Stored data:
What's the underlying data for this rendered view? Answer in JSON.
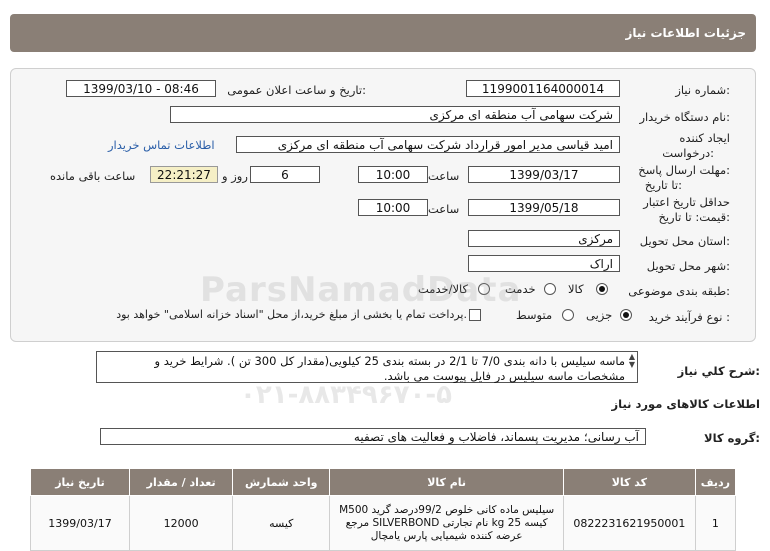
{
  "header": {
    "title": "جزئیات اطلاعات نیاز"
  },
  "fields": {
    "need_number_label": "شماره نیاز:",
    "need_number": "1199001164000014",
    "announce_label": "تاریخ و ساعت اعلان عمومی:",
    "announce_value": "1399/03/10 - 08:46",
    "buyer_label": "نام دستگاه خریدار:",
    "buyer_value": "شرکت سهامی آب منطقه ای مرکزی",
    "creator_label_1": "ایجاد کننده",
    "creator_label_2": "درخواست:",
    "creator_value": "امید قیاسی مدیر امور قرارداد شرکت سهامی آب منطقه ای مرکزی",
    "contact_link": "اطلاعات تماس خریدار",
    "deadline_label_1": "مهلت ارسال پاسخ:",
    "deadline_label_2": "تا تاریخ:",
    "deadline_date": "1399/03/17",
    "time_label": "ساعت",
    "deadline_time": "10:00",
    "days_value": "6",
    "days_label": "روز و",
    "remaining_time": "22:21:27",
    "remaining_label": "ساعت باقی مانده",
    "validity_label_1": "حداقل تاریخ اعتبار",
    "validity_label_2": "قیمت: تا تاریخ:",
    "validity_date": "1399/05/18",
    "validity_time": "10:00",
    "province_label": "استان محل تحویل:",
    "province_value": "مرکزی",
    "city_label": "شهر محل تحویل:",
    "city_value": "اراک",
    "category_label": "طبقه بندی موضوعی:",
    "category_options": [
      "کالا",
      "خدمت",
      "کالا/خدمت"
    ],
    "purchase_label": "نوع فرآیند خرید :",
    "purchase_options": [
      "جزیی",
      "متوسط"
    ],
    "payment_note": "پرداخت تمام یا بخشی از مبلغ خرید،از محل \"اسناد خزانه اسلامی\" خواهد بود."
  },
  "description": {
    "label": "شرح کلي نياز:",
    "text": "ماسه سیلیس با دانه بندی 7/0 تا 2/1 در بسته بندی 25 کیلویی(مقدار کل 300 تن ).  شرایط خرید و مشخصات ماسه سیلیس در فایل پیوست می باشد."
  },
  "goods_section": {
    "title": "اطلاعات کالاهای مورد نیاز",
    "group_label": "گروه کالا:",
    "group_value": "آب رسانی؛ مدیریت پسماند، فاضلاب و فعالیت های تصفیه"
  },
  "table": {
    "headers": [
      "ردیف",
      "کد کالا",
      "نام کالا",
      "واحد شمارش",
      "تعداد / مقدار",
      "تاریخ نیاز"
    ],
    "rows": [
      {
        "row": "1",
        "code": "0822231621950001",
        "name": "سیلیس ماده کانی خلوص 99/2درصد گرید M500 کیسه 25 kg نام تجارتی SILVERBOND مرجع عرضه کننده شیمیایی پارس یامچال",
        "unit": "کیسه",
        "qty": "12000",
        "date": "1399/03/17"
      }
    ]
  },
  "watermark": {
    "line1": "ParsNamadData",
    "line2": "۰۲۱-۸۸۳۴۹۶۷۰-۵"
  }
}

Exercise aim - Transcribe each line above verbatim, with the pictures left out.

Result -
What's the underlying data for this rendered view? Answer in JSON.
{
  "header": {
    "title": "جزئیات اطلاعات نیاز"
  },
  "fields": {
    "need_number_label": "شماره نیاز:",
    "need_number": "1199001164000014",
    "announce_label": "تاریخ و ساعت اعلان عمومی:",
    "announce_value": "1399/03/10 - 08:46",
    "buyer_label": "نام دستگاه خریدار:",
    "buyer_value": "شرکت سهامی آب منطقه ای مرکزی",
    "creator_label_1": "ایجاد کننده",
    "creator_label_2": "درخواست:",
    "creator_value": "امید قیاسی مدیر امور قرارداد شرکت سهامی آب منطقه ای مرکزی",
    "contact_link": "اطلاعات تماس خریدار",
    "deadline_label_1": "مهلت ارسال پاسخ:",
    "deadline_label_2": "تا تاریخ:",
    "deadline_date": "1399/03/17",
    "time_label": "ساعت",
    "deadline_time": "10:00",
    "days_value": "6",
    "days_label": "روز و",
    "remaining_time": "22:21:27",
    "remaining_label": "ساعت باقی مانده",
    "validity_label_1": "حداقل تاریخ اعتبار",
    "validity_label_2": "قیمت: تا تاریخ:",
    "validity_date": "1399/05/18",
    "validity_time": "10:00",
    "province_label": "استان محل تحویل:",
    "province_value": "مرکزی",
    "city_label": "شهر محل تحویل:",
    "city_value": "اراک",
    "category_label": "طبقه بندی موضوعی:",
    "category_options": [
      "کالا",
      "خدمت",
      "کالا/خدمت"
    ],
    "purchase_label": "نوع فرآیند خرید :",
    "purchase_options": [
      "جزیی",
      "متوسط"
    ],
    "payment_note": "پرداخت تمام یا بخشی از مبلغ خرید،از محل \"اسناد خزانه اسلامی\" خواهد بود."
  },
  "description": {
    "label": "شرح کلي نياز:",
    "text": "ماسه سیلیس با دانه بندی 7/0 تا 2/1 در بسته بندی 25 کیلویی(مقدار کل 300 تن ).  شرایط خرید و مشخصات ماسه سیلیس در فایل پیوست می باشد."
  },
  "goods_section": {
    "title": "اطلاعات کالاهای مورد نیاز",
    "group_label": "گروه کالا:",
    "group_value": "آب رسانی؛ مدیریت پسماند، فاضلاب و فعالیت های تصفیه"
  },
  "table": {
    "headers": [
      "ردیف",
      "کد کالا",
      "نام کالا",
      "واحد شمارش",
      "تعداد / مقدار",
      "تاریخ نیاز"
    ],
    "rows": [
      {
        "row": "1",
        "code": "0822231621950001",
        "name": "سیلیس ماده کانی خلوص 99/2درصد گرید M500 کیسه 25 kg نام تجارتی SILVERBOND مرجع عرضه کننده شیمیایی پارس یامچال",
        "unit": "کیسه",
        "qty": "12000",
        "date": "1399/03/17"
      }
    ]
  },
  "watermark": {
    "line1": "ParsNamadData",
    "line2": "۰۲۱-۸۸۳۴۹۶۷۰-۵"
  }
}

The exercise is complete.